The records below are to be quoted in full; please keep every word exact.

### Dataset records ###

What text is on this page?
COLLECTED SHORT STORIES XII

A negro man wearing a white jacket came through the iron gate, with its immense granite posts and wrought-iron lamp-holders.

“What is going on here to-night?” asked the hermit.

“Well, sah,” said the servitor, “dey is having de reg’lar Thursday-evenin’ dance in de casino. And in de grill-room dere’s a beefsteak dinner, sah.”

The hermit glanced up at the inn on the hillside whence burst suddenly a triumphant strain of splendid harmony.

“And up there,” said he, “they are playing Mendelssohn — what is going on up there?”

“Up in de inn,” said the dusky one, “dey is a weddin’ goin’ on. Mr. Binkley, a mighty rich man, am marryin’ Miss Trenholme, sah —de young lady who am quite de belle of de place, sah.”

###

Result of the task -
What text is on this page?
COLLECTED SHORT STORIES XII

A negro man wearing a white jacket came through the iron gate, with its immense granite posts and wrought-iron lamp-holders.

“What is going on here to-night?” asked the hermit.

“Well, sah,” said the servitor, “dey is having de reg’lar Thursday-evenin’ dance in de casino. And in de grill-room dere’s a beefsteak dinner, sah.”

The hermit glanced up at the inn on the hillside whence burst suddenly a triumphant strain of splendid harmony.

“And up there,” said he, “they are playing Mendelssohn — what is going on up there?”

“Up in de inn,” said the dusky one, “dey is a weddin’ goin’ on. Mr. Binkley, a mighty rich man, am marryin’ Miss Trenholme, sah —de young lady who am quite de belle of de place, sah.”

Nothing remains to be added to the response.